• What is being asked
Of the lines in the records that follow, how many include the word "sajian"? Answer with a bare number.

• Items

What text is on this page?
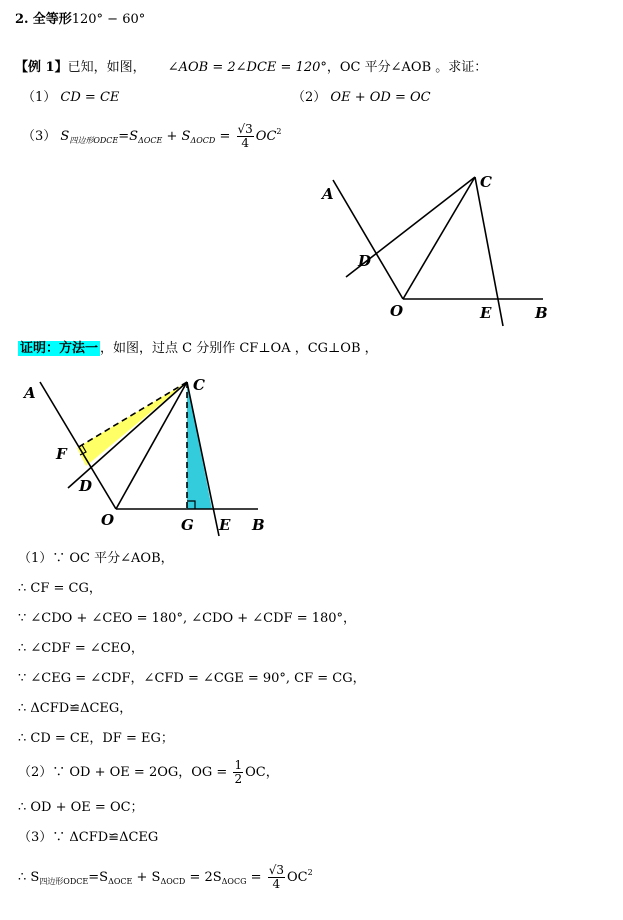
2. 全等形120° − 60°
【例 1】已知，如图， ∠AOB = 2∠DCE = 120°，OC 平分∠AOB 。求证：
（1） CD = CE	（2） OE + OD = OC
（3） $S_{四边形ODCE}=S_{\Delta OCE} + S_{\Delta OCD} = \frac{√3}{4} OC^2$
A
C
D
O	E	B
证明：方法一 ，如图，过点 C 分别作 CF⊥OA ，CG⊥OB ，
A	C
F
D
O	G E B
（1）∵ OC 平分∠AOB，
∴ CF = CG，
∵ ∠CDO + ∠CEO = 180°, ∠CDO + ∠CDF = 180°，
∴ ∠CDF = ∠CEO，
∵ ∠CEG = ∠CDF，∠CFD = ∠CGE = 90°, CF = CG，
∴ ΔCFD≌ΔCEG，
∴ CD = CE，DF = EG；
（2）∵ OD + OE = 2OG，OG = $\frac{1}{2}$ OC，
∴ OD + OE = OC；
（3）∵ ΔCFD≌ΔCEG
∴ $S_{四边形ODCE}=S_{\Delta OCE} + S_{\Delta OCD} = 2S_{\Delta OCG} = \frac{√3}{4} OC^2$
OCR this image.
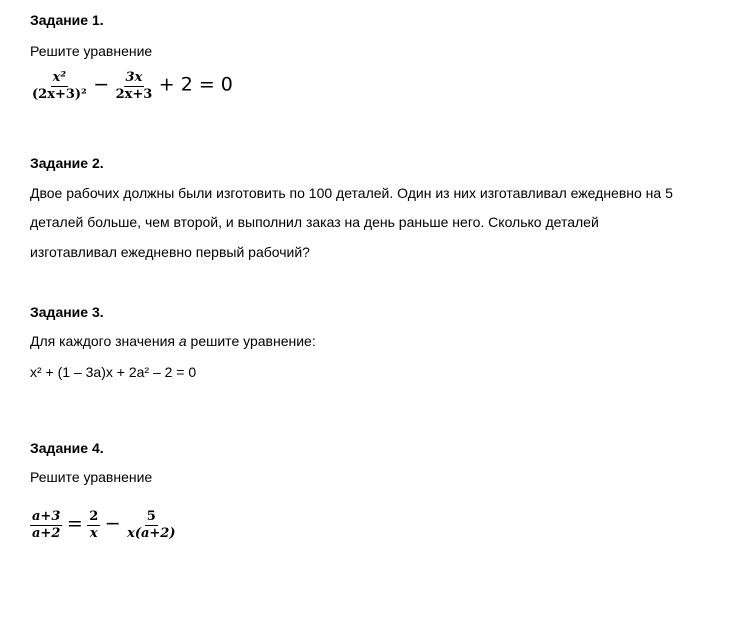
Задание 1.
Решите уравнение
$\frac{\text{x²}}{\text{(2x+3)²}} - \frac{3x}{2x+3} + 2 = 0$
Задание 2.
Двое рабочих должны были изготовить по 100 деталей. Один из них изготавливал ежедневно на 5
деталей больше, чем второй, и выполнил заказ на день раньше него. Сколько деталей
изготавливал ежедневно первый рабочий?
Задание 3.
Для каждого значения a решите уравнение:
x² + (1 – 3a)x + 2a² – 2 = 0
Задание 4.
Решите уравнение
$\frac{a+3}{a+2} = \frac{2}{x} - \frac{5}{x(a+2)}$
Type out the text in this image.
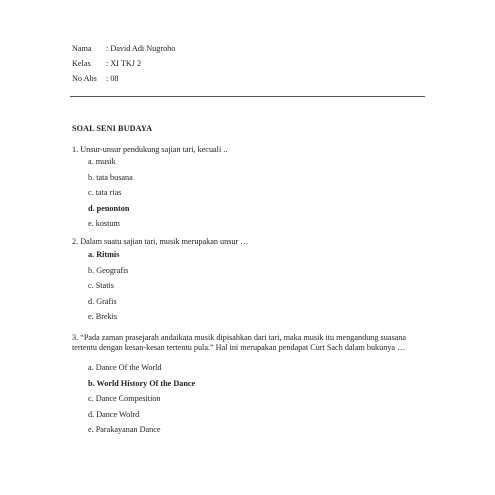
Nama : David Adi Nugroho
Kelas : XI TKJ 2
No Abs : 08
SOAL SENI BUDAYA
1. Unsur-unsur pendukung sajian tari, kecuali ..
a. musik
b. tata busana
c. tata rias
d. penonton
e. kostum
2. Dalam suatu sajian tari, musik merupakan unsur …
a. Ritmis
b. Geografis
c. Statis
d. Grafis
e. Brekis
3. “Pada zaman prasejarah andaikata musik dipisahkan dari tari, maka musik itu mengandung suasana tertentu dengan kesan-kesan tertentu pula.” Hal ini merupakan pendapat Curt Sach dalam bukunya …
a. Dance Of the World
b. World History Of the Dance
c. Dance Compesition
d. Dance Wolrd
e. Parakayanan Dance
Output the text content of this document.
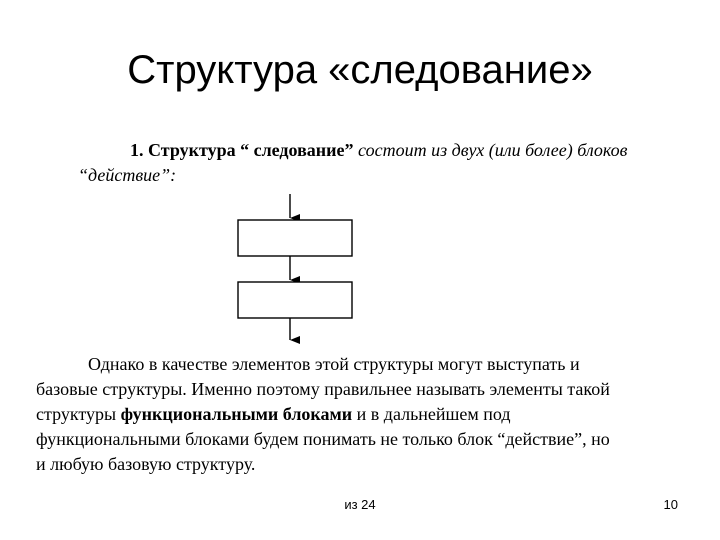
Структура «следование»
1. Структура “ следование” состоит из двух (или более) блоков
“действие”:
Однако в качестве элементов этой структуры могут выступать и
базовые структуры. Именно поэтому правильнее называть элементы такой
структуры функциональными блоками и в дальнейшем под
функциональными блоками будем понимать не только блок “действие”, но
и любую базовую структуру.
из 24	10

• Solution to this exercise
2